Description of the task
Check each line of the records below and collect those that include the word "level".

Listing
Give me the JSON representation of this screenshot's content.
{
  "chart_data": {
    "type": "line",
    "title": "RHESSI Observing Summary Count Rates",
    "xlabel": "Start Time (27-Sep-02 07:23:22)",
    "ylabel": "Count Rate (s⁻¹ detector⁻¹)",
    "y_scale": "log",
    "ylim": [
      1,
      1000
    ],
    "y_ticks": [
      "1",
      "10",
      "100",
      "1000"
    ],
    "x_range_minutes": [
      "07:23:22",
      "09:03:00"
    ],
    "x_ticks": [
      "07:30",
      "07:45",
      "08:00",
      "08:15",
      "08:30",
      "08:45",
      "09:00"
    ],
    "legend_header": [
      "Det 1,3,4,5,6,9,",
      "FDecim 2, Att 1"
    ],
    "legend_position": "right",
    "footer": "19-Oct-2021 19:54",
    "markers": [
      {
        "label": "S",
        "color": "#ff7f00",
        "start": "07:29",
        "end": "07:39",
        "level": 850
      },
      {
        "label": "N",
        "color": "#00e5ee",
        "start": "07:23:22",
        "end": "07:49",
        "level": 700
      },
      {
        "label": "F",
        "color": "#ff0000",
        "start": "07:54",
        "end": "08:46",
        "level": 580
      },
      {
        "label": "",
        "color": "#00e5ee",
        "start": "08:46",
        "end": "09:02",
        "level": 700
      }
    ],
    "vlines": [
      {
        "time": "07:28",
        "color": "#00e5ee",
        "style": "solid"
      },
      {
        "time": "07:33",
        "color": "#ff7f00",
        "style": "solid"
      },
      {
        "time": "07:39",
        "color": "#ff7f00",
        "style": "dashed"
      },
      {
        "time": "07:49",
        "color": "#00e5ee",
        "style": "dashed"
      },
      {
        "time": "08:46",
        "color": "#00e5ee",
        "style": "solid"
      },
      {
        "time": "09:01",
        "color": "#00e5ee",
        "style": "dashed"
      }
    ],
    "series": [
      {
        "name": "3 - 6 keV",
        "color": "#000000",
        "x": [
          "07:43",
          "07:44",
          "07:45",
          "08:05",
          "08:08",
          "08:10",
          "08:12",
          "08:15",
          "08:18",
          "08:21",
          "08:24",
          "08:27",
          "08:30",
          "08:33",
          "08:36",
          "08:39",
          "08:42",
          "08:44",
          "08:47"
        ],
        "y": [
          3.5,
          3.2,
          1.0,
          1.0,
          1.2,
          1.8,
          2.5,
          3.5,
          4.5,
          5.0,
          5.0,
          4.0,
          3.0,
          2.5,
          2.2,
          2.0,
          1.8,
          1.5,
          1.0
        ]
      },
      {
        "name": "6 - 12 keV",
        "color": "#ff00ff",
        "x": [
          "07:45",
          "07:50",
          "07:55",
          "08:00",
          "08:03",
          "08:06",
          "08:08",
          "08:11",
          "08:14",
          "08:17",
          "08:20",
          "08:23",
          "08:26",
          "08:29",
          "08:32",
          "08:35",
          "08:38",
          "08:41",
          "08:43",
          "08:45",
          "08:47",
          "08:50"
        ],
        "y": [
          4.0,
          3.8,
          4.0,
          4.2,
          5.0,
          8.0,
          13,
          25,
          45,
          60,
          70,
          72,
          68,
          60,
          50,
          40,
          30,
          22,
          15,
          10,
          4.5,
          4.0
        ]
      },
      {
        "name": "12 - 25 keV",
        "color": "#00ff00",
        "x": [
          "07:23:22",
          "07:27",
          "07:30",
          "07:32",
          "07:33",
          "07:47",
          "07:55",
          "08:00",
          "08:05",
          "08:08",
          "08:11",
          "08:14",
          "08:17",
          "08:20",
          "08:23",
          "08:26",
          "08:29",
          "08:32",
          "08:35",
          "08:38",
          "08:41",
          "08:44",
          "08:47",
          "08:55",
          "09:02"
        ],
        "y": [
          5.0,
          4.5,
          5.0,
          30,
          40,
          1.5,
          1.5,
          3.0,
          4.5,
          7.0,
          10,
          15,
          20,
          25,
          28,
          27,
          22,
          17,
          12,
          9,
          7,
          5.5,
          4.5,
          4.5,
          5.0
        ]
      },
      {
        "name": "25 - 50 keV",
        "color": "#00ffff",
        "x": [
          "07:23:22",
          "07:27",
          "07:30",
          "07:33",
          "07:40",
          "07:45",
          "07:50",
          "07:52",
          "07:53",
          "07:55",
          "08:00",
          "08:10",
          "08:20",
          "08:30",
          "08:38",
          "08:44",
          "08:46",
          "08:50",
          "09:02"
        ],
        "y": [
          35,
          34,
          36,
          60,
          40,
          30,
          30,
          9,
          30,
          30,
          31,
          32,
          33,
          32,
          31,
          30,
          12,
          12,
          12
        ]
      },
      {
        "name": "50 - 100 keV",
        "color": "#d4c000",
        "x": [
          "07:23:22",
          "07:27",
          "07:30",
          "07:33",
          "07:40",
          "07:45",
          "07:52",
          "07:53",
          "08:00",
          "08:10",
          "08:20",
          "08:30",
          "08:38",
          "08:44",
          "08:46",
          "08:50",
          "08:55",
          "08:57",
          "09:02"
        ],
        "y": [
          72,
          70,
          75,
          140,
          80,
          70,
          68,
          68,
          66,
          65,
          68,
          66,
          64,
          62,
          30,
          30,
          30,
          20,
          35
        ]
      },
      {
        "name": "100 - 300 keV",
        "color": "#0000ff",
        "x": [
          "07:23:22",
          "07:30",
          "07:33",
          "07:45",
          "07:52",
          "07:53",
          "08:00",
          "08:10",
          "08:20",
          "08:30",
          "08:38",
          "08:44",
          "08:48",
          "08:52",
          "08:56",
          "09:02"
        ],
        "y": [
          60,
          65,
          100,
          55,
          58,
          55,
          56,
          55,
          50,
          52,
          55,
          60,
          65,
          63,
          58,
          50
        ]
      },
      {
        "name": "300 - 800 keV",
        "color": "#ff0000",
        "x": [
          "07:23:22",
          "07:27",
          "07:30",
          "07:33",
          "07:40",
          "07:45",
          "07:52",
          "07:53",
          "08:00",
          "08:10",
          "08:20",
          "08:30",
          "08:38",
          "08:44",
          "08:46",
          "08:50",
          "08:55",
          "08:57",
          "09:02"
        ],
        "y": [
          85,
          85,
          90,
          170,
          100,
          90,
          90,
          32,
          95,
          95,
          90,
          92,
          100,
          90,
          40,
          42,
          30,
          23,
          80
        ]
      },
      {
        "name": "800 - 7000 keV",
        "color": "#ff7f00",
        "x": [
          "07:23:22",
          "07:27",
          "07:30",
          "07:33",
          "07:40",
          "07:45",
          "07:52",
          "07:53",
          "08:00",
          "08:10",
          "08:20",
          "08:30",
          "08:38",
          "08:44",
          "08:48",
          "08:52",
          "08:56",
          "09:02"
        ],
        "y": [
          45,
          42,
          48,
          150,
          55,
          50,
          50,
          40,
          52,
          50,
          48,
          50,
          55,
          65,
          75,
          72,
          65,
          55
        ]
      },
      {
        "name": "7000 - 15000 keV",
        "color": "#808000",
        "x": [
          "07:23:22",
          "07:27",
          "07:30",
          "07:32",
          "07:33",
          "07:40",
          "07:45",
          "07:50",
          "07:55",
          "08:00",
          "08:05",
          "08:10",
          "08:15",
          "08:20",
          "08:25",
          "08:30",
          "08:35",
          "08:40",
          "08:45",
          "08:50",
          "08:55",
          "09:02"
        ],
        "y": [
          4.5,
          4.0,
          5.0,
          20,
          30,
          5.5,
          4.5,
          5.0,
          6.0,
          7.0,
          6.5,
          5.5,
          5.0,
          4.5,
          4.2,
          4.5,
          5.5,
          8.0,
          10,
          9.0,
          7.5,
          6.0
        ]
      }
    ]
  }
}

Written answer
        "level": 850
        "level": 700
        "level": 580
        "level": 700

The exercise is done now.